■ **REQUIREMENTS**
All entries must be extracted exactly, with nothing added or dropped.

■ **DATASET EXCERPTS**
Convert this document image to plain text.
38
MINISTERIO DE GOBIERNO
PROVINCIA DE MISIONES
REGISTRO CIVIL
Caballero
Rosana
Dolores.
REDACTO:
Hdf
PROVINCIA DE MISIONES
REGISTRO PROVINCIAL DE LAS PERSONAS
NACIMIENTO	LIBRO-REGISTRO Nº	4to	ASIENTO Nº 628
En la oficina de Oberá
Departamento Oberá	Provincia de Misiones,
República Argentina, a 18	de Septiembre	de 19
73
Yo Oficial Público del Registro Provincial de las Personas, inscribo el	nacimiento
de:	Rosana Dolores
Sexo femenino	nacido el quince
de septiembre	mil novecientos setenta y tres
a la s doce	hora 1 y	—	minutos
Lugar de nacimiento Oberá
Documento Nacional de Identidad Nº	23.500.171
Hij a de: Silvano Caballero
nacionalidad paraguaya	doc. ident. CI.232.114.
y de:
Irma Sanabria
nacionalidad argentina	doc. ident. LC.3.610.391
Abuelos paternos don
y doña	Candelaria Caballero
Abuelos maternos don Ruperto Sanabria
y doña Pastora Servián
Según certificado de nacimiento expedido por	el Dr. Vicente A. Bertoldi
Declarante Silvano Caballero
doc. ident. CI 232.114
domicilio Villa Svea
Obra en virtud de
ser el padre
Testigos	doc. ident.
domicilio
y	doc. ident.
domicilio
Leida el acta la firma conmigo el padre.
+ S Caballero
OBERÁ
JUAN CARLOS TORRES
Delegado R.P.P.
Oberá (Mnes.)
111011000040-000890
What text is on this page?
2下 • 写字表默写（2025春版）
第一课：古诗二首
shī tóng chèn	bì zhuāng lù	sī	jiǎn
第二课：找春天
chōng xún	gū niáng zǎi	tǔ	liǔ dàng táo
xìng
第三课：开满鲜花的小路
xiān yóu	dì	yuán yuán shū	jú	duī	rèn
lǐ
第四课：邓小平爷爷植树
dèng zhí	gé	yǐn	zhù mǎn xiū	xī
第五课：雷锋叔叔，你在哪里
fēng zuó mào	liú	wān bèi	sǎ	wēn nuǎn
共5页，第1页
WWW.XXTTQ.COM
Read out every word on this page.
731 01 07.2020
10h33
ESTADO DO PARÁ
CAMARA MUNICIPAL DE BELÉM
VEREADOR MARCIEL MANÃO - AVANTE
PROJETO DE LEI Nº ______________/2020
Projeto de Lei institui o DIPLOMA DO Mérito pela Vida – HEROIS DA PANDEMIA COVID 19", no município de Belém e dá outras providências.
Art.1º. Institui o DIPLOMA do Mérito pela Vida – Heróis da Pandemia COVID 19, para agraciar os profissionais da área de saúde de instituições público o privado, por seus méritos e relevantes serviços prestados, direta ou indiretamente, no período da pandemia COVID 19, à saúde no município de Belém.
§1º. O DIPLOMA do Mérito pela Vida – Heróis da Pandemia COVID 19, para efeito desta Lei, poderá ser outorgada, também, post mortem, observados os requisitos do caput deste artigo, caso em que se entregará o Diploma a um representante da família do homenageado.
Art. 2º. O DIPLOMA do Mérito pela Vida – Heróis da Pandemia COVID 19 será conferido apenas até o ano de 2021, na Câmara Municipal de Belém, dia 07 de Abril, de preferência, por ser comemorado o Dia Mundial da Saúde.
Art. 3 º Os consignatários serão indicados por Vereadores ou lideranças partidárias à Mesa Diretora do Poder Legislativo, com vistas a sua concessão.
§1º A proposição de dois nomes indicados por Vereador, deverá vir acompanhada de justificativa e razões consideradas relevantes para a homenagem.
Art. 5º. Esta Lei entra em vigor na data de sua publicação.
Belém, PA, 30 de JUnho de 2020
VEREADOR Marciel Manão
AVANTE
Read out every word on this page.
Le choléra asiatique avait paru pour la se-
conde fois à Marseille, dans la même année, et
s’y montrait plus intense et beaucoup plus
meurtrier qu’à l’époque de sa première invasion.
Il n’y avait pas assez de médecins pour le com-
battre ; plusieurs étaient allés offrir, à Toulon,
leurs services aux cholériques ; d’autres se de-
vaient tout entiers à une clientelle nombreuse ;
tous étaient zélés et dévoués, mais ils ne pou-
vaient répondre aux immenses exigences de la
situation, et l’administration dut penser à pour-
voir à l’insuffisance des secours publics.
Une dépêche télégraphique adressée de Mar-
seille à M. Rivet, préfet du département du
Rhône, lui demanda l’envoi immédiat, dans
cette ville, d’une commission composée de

■ **FULL ANSWER**
Convert this document image to plain text.
38
MINISTERIO DE GOBIERNO
PROVINCIA DE MISIONES
REGISTRO CIVIL
Caballero
Rosana
Dolores.
REDACTO:
Hdf
PROVINCIA DE MISIONES
REGISTRO PROVINCIAL DE LAS PERSONAS
NACIMIENTO	LIBRO-REGISTRO Nº	4to	ASIENTO Nº 628
En la oficina de Oberá
Departamento Oberá	Provincia de Misiones,
República Argentina, a 18	de Septiembre	de 19
73
Yo Oficial Público del Registro Provincial de las Personas, inscribo el	nacimiento
de:	Rosana Dolores
Sexo femenino	nacido el quince
de septiembre	mil novecientos setenta y tres
a la s doce	hora 1 y	—	minutos
Lugar de nacimiento Oberá
Documento Nacional de Identidad Nº	23.500.171
Hij a de: Silvano Caballero
nacionalidad paraguaya	doc. ident. CI.232.114.
y de:
Irma Sanabria
nacionalidad argentina	doc. ident. LC.3.610.391
Abuelos paternos don
y doña	Candelaria Caballero
Abuelos maternos don Ruperto Sanabria
y doña Pastora Servián
Según certificado de nacimiento expedido por	el Dr. Vicente A. Bertoldi
Declarante Silvano Caballero
doc. ident. CI 232.114
domicilio Villa Svea
Obra en virtud de
ser el padre
Testigos	doc. ident.
domicilio
y	doc. ident.
domicilio
Leida el acta la firma conmigo el padre.
+ S Caballero
OBERÁ
JUAN CARLOS TORRES
Delegado R.P.P.
Oberá (Mnes.)
111011000040-000890
What text is on this page?
2下 • 写字表默写（2025春版）
第一课：古诗二首
shī tóng chèn	bì zhuāng lù	sī	jiǎn
第二课：找春天
chōng xún	gū niáng zǎi	tǔ	liǔ dàng táo
xìng
第三课：开满鲜花的小路
xiān yóu	dì	yuán yuán shū	jú	duī	rèn
lǐ
第四课：邓小平爷爷植树
dèng zhí	gé	yǐn	zhù mǎn xiū	xī
第五课：雷锋叔叔，你在哪里
fēng zuó mào	liú	wān bèi	sǎ	wēn nuǎn
共5页，第1页
WWW.XXTTQ.COM
Read out every word on this page.
731 01 07.2020
10h33
ESTADO DO PARÁ
CAMARA MUNICIPAL DE BELÉM
VEREADOR MARCIEL MANÃO - AVANTE
PROJETO DE LEI Nº ______________/2020
Projeto de Lei institui o DIPLOMA DO Mérito pela Vida – HEROIS DA PANDEMIA COVID 19", no município de Belém e dá outras providências.
Art.1º. Institui o DIPLOMA do Mérito pela Vida – Heróis da Pandemia COVID 19, para agraciar os profissionais da área de saúde de instituições público o privado, por seus méritos e relevantes serviços prestados, direta ou indiretamente, no período da pandemia COVID 19, à saúde no município de Belém.
§1º. O DIPLOMA do Mérito pela Vida – Heróis da Pandemia COVID 19, para efeito desta Lei, poderá ser outorgada, também, post mortem, observados os requisitos do caput deste artigo, caso em que se entregará o Diploma a um representante da família do homenageado.
Art. 2º. O DIPLOMA do Mérito pela Vida – Heróis da Pandemia COVID 19 será conferido apenas até o ano de 2021, na Câmara Municipal de Belém, dia 07 de Abril, de preferência, por ser comemorado o Dia Mundial da Saúde.
Art. 3 º Os consignatários serão indicados por Vereadores ou lideranças partidárias à Mesa Diretora do Poder Legislativo, com vistas a sua concessão.
§1º A proposição de dois nomes indicados por Vereador, deverá vir acompanhada de justificativa e razões consideradas relevantes para a homenagem.
Art. 5º. Esta Lei entra em vigor na data de sua publicação.
Belém, PA, 30 de JUnho de 2020
VEREADOR Marciel Manão
AVANTE
Read out every word on this page.
Le choléra asiatique avait paru pour la se-
conde fois à Marseille, dans la même année, et
s’y montrait plus intense et beaucoup plus
meurtrier qu’à l’époque de sa première invasion.
Il n’y avait pas assez de médecins pour le com-
battre ; plusieurs étaient allés offrir, à Toulon,
leurs services aux cholériques ; d’autres se de-
vaient tout entiers à une clientelle nombreuse ;
tous étaient zélés et dévoués, mais ils ne pou-
vaient répondre aux immenses exigences de la
situation, et l’administration dut penser à pour-
voir à l’insuffisance des secours publics.
Une dépêche télégraphique adressée de Mar-
seille à M. Rivet, préfet du département du
Rhône, lui demanda l’envoi immédiat, dans
cette ville, d’une commission composée de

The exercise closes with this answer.